**Your goal**. Leave out the pictures and repeat the data exactly.

##### Input material #####

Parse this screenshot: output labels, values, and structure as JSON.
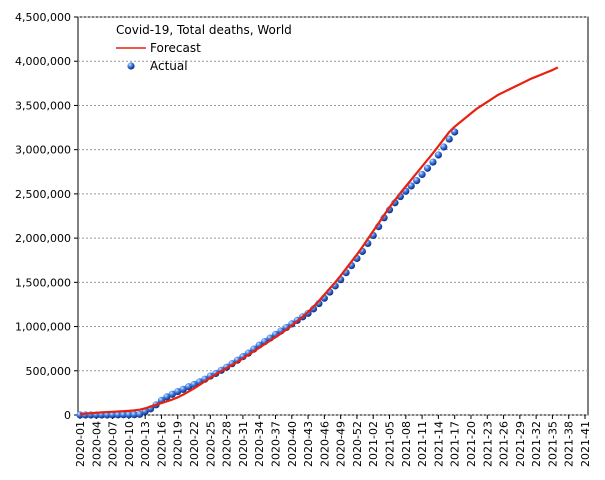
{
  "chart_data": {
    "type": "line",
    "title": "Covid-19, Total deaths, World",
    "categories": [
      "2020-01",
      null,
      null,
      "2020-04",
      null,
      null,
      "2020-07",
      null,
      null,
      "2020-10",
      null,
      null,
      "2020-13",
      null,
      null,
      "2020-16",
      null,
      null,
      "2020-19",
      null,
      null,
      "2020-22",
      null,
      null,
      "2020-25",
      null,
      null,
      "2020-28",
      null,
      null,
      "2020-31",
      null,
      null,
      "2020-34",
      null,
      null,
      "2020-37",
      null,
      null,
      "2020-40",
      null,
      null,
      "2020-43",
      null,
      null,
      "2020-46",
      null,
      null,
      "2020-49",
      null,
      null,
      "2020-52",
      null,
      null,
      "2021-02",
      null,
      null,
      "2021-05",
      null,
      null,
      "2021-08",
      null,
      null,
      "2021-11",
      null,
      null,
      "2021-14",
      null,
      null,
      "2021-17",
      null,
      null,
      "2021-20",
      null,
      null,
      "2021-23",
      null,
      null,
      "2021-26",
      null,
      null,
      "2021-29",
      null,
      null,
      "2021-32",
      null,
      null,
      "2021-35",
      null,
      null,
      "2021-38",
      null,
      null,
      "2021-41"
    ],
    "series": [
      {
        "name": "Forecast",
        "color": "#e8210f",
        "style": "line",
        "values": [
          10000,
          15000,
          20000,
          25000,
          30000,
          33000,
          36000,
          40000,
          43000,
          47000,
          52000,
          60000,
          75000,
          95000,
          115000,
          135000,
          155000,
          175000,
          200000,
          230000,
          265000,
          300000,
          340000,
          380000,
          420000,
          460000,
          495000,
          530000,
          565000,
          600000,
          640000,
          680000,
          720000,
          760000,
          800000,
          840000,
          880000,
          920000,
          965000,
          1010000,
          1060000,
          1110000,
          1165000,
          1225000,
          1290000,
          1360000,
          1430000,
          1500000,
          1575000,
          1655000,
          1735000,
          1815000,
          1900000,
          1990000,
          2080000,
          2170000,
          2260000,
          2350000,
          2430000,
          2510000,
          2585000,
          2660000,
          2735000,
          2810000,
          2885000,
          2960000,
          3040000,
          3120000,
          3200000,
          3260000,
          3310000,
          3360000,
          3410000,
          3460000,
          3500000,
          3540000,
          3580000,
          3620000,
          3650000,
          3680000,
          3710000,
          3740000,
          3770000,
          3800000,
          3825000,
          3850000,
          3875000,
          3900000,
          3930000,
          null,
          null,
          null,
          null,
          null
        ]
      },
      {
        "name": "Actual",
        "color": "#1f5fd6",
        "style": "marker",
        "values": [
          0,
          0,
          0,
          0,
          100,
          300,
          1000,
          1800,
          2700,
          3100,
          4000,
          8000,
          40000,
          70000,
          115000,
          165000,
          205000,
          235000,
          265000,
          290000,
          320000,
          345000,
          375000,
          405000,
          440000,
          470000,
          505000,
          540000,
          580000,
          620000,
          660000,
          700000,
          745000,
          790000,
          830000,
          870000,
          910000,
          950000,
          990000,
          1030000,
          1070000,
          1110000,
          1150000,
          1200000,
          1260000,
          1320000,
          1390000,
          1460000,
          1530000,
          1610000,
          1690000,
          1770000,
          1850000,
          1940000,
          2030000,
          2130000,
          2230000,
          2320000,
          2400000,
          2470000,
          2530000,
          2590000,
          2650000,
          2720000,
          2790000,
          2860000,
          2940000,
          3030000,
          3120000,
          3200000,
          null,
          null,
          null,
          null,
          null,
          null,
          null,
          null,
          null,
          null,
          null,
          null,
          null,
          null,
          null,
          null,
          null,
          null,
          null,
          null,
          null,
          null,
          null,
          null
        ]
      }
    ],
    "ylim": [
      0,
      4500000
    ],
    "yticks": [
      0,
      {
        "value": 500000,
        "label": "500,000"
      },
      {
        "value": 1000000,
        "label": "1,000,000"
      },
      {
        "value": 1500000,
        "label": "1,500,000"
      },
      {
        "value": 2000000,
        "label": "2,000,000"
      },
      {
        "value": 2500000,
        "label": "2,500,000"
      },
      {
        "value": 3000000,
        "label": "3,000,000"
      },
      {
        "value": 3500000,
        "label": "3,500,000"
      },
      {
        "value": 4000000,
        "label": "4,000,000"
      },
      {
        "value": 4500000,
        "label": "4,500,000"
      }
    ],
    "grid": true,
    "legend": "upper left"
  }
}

#####

**Result**.
Parse this screenshot: output labels, values, and structure as JSON.
{
  "chart_data": {
    "type": "line",
    "title": "Covid-19, Total deaths, World",
    "categories": [
      "2020-01",
      null,
      null,
      "2020-04",
      null,
      null,
      "2020-07",
      null,
      null,
      "2020-10",
      null,
      null,
      "2020-13",
      null,
      null,
      "2020-16",
      null,
      null,
      "2020-19",
      null,
      null,
      "2020-22",
      null,
      null,
      "2020-25",
      null,
      null,
      "2020-28",
      null,
      null,
      "2020-31",
      null,
      null,
      "2020-34",
      null,
      null,
      "2020-37",
      null,
      null,
      "2020-40",
      null,
      null,
      "2020-43",
      null,
      null,
      "2020-46",
      null,
      null,
      "2020-49",
      null,
      null,
      "2020-52",
      null,
      null,
      "2021-02",
      null,
      null,
      "2021-05",
      null,
      null,
      "2021-08",
      null,
      null,
      "2021-11",
      null,
      null,
      "2021-14",
      null,
      null,
      "2021-17",
      null,
      null,
      "2021-20",
      null,
      null,
      "2021-23",
      null,
      null,
      "2021-26",
      null,
      null,
      "2021-29",
      null,
      null,
      "2021-32",
      null,
      null,
      "2021-35",
      null,
      null,
      "2021-38",
      null,
      null,
      "2021-41"
    ],
    "series": [
      {
        "name": "Forecast",
        "color": "#e8210f",
        "style": "line",
        "values": [
          10000,
          15000,
          20000,
          25000,
          30000,
          33000,
          36000,
          40000,
          43000,
          47000,
          52000,
          60000,
          75000,
          95000,
          115000,
          135000,
          155000,
          175000,
          200000,
          230000,
          265000,
          300000,
          340000,
          380000,
          420000,
          460000,
          495000,
          530000,
          565000,
          600000,
          640000,
          680000,
          720000,
          760000,
          800000,
          840000,
          880000,
          920000,
          965000,
          1010000,
          1060000,
          1110000,
          1165000,
          1225000,
          1290000,
          1360000,
          1430000,
          1500000,
          1575000,
          1655000,
          1735000,
          1815000,
          1900000,
          1990000,
          2080000,
          2170000,
          2260000,
          2350000,
          2430000,
          2510000,
          2585000,
          2660000,
          2735000,
          2810000,
          2885000,
          2960000,
          3040000,
          3120000,
          3200000,
          3260000,
          3310000,
          3360000,
          3410000,
          3460000,
          3500000,
          3540000,
          3580000,
          3620000,
          3650000,
          3680000,
          3710000,
          3740000,
          3770000,
          3800000,
          3825000,
          3850000,
          3875000,
          3900000,
          3930000,
          null,
          null,
          null,
          null,
          null
        ]
      },
      {
        "name": "Actual",
        "color": "#1f5fd6",
        "style": "marker",
        "values": [
          0,
          0,
          0,
          0,
          100,
          300,
          1000,
          1800,
          2700,
          3100,
          4000,
          8000,
          40000,
          70000,
          115000,
          165000,
          205000,
          235000,
          265000,
          290000,
          320000,
          345000,
          375000,
          405000,
          440000,
          470000,
          505000,
          540000,
          580000,
          620000,
          660000,
          700000,
          745000,
          790000,
          830000,
          870000,
          910000,
          950000,
          990000,
          1030000,
          1070000,
          1110000,
          1150000,
          1200000,
          1260000,
          1320000,
          1390000,
          1460000,
          1530000,
          1610000,
          1690000,
          1770000,
          1850000,
          1940000,
          2030000,
          2130000,
          2230000,
          2320000,
          2400000,
          2470000,
          2530000,
          2590000,
          2650000,
          2720000,
          2790000,
          2860000,
          2940000,
          3030000,
          3120000,
          3200000,
          null,
          null,
          null,
          null,
          null,
          null,
          null,
          null,
          null,
          null,
          null,
          null,
          null,
          null,
          null,
          null,
          null,
          null,
          null,
          null,
          null,
          null,
          null,
          null
        ]
      }
    ],
    "ylim": [
      0,
      4500000
    ],
    "yticks": [
      0,
      {
        "value": 500000,
        "label": "500,000"
      },
      {
        "value": 1000000,
        "label": "1,000,000"
      },
      {
        "value": 1500000,
        "label": "1,500,000"
      },
      {
        "value": 2000000,
        "label": "2,000,000"
      },
      {
        "value": 2500000,
        "label": "2,500,000"
      },
      {
        "value": 3000000,
        "label": "3,000,000"
      },
      {
        "value": 3500000,
        "label": "3,500,000"
      },
      {
        "value": 4000000,
        "label": "4,000,000"
      },
      {
        "value": 4500000,
        "label": "4,500,000"
      }
    ],
    "grid": true,
    "legend": "upper left"
  }
}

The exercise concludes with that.